■ Exercise instructions
Repeat each entry exactly and drop the pictures.

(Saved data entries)
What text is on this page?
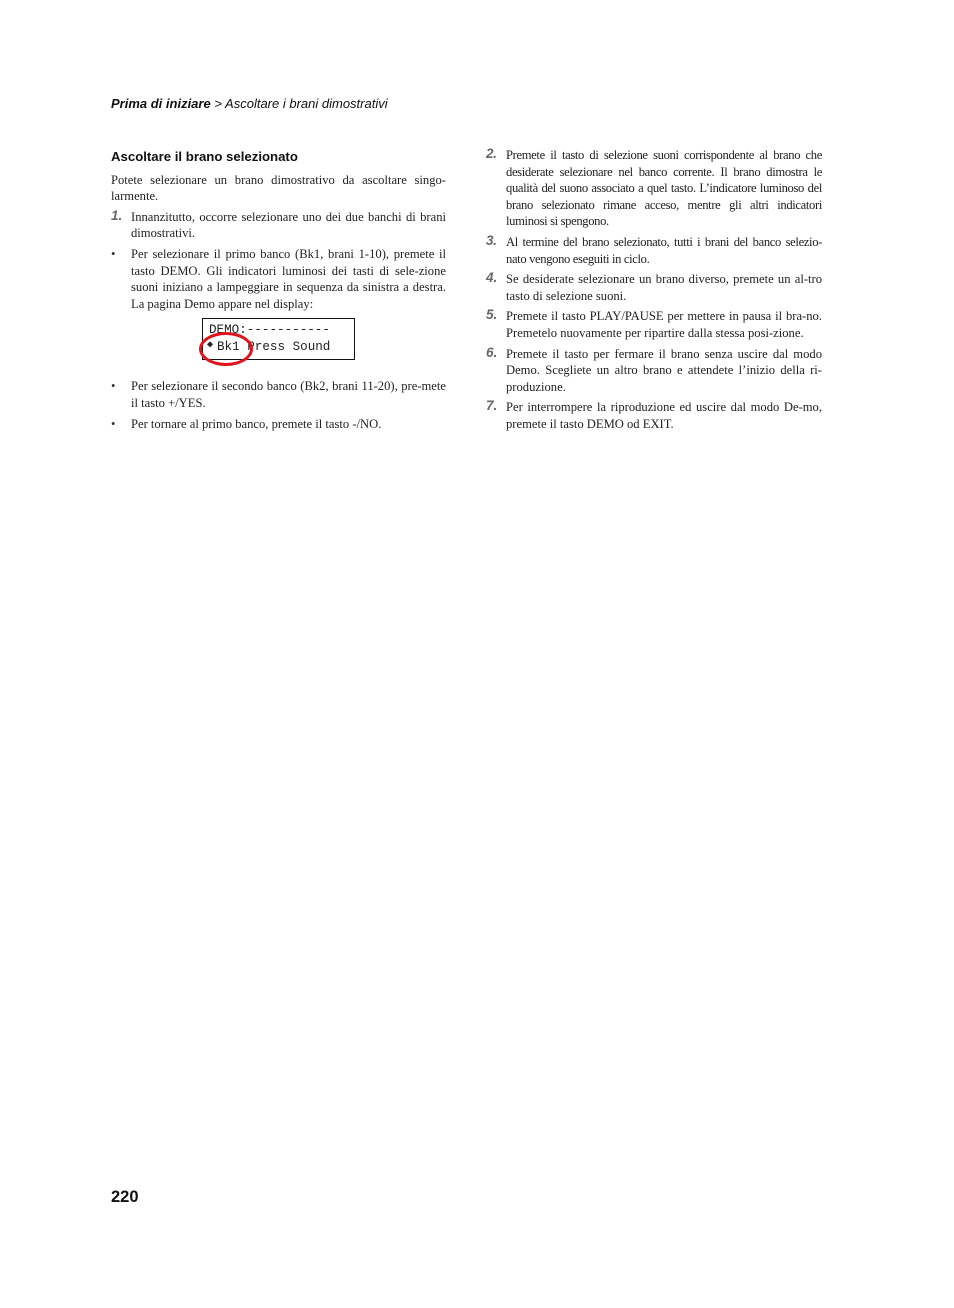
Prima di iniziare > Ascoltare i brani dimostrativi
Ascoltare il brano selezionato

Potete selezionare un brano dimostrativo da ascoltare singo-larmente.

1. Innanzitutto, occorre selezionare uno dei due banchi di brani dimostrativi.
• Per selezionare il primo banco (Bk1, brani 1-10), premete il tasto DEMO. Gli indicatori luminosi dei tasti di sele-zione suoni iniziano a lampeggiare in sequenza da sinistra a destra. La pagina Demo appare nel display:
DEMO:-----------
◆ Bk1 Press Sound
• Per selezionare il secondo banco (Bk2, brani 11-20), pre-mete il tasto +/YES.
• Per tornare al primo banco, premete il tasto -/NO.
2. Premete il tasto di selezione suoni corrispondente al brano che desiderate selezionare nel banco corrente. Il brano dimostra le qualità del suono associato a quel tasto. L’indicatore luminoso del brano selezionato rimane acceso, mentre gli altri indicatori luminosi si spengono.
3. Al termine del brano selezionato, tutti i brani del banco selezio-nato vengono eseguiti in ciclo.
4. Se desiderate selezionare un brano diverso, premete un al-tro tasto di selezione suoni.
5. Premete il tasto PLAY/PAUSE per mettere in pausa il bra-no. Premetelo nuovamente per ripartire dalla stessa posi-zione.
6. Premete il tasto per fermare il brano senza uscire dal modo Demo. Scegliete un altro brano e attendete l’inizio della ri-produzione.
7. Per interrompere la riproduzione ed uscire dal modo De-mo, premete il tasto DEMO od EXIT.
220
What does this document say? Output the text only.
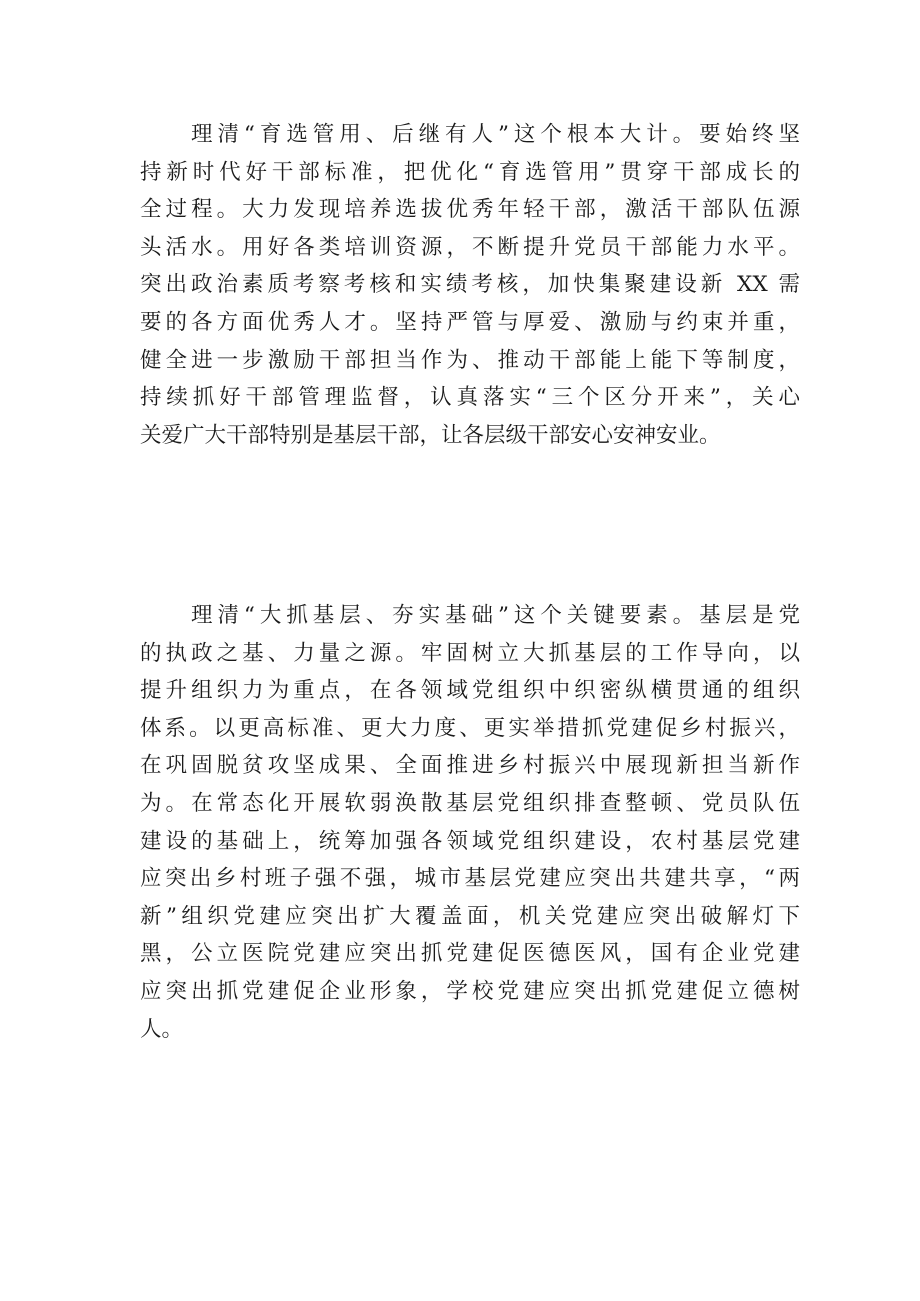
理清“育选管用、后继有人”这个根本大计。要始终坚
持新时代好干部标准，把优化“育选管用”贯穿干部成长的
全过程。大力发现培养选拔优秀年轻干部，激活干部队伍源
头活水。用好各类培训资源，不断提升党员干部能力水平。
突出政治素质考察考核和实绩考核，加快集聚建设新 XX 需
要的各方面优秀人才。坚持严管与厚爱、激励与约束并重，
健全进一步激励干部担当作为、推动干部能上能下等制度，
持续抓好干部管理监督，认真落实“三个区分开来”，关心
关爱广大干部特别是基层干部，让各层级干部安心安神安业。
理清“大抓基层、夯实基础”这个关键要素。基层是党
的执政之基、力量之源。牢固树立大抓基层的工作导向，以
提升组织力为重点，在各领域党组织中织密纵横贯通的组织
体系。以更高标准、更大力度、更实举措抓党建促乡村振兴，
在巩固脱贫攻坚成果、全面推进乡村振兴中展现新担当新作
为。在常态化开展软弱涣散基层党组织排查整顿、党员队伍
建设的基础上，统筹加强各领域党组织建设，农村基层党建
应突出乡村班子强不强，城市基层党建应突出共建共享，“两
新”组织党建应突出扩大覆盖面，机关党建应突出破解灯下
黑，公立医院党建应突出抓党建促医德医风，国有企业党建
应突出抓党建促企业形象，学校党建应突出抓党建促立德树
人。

■ Response to this exercise
What text is on this page?
Prima di iniziare > Ascoltare i brani dimostrativi
Ascoltare il brano selezionato

Potete selezionare un brano dimostrativo da ascoltare singo-larmente.

1. Innanzitutto, occorre selezionare uno dei due banchi di brani dimostrativi.
• Per selezionare il primo banco (Bk1, brani 1-10), premete il tasto DEMO. Gli indicatori luminosi dei tasti di sele-zione suoni iniziano a lampeggiare in sequenza da sinistra a destra. La pagina Demo appare nel display:
DEMO:-----------
◆ Bk1 Press Sound
• Per selezionare il secondo banco (Bk2, brani 11-20), pre-mete il tasto +/YES.
• Per tornare al primo banco, premete il tasto -/NO.
2. Premete il tasto di selezione suoni corrispondente al brano che desiderate selezionare nel banco corrente. Il brano dimostra le qualità del suono associato a quel tasto. L’indicatore luminoso del brano selezionato rimane acceso, mentre gli altri indicatori luminosi si spengono.
3. Al termine del brano selezionato, tutti i brani del banco selezio-nato vengono eseguiti in ciclo.
4. Se desiderate selezionare un brano diverso, premete un al-tro tasto di selezione suoni.
5. Premete il tasto PLAY/PAUSE per mettere in pausa il bra-no. Premetelo nuovamente per ripartire dalla stessa posi-zione.
6. Premete il tasto per fermare il brano senza uscire dal modo Demo. Scegliete un altro brano e attendete l’inizio della ri-produzione.
7. Per interrompere la riproduzione ed uscire dal modo De-mo, premete il tasto DEMO od EXIT.
220
What does this document say? Output the text only.
理清“育选管用、后继有人”这个根本大计。要始终坚
持新时代好干部标准，把优化“育选管用”贯穿干部成长的
全过程。大力发现培养选拔优秀年轻干部，激活干部队伍源
头活水。用好各类培训资源，不断提升党员干部能力水平。
突出政治素质考察考核和实绩考核，加快集聚建设新 XX 需
要的各方面优秀人才。坚持严管与厚爱、激励与约束并重，
健全进一步激励干部担当作为、推动干部能上能下等制度，
持续抓好干部管理监督，认真落实“三个区分开来”，关心
关爱广大干部特别是基层干部，让各层级干部安心安神安业。
理清“大抓基层、夯实基础”这个关键要素。基层是党
的执政之基、力量之源。牢固树立大抓基层的工作导向，以
提升组织力为重点，在各领域党组织中织密纵横贯通的组织
体系。以更高标准、更大力度、更实举措抓党建促乡村振兴，
在巩固脱贫攻坚成果、全面推进乡村振兴中展现新担当新作
为。在常态化开展软弱涣散基层党组织排查整顿、党员队伍
建设的基础上，统筹加强各领域党组织建设，农村基层党建
应突出乡村班子强不强，城市基层党建应突出共建共享，“两
新”组织党建应突出扩大覆盖面，机关党建应突出破解灯下
黑，公立医院党建应突出抓党建促医德医风，国有企业党建
应突出抓党建促企业形象，学校党建应突出抓党建促立德树
人。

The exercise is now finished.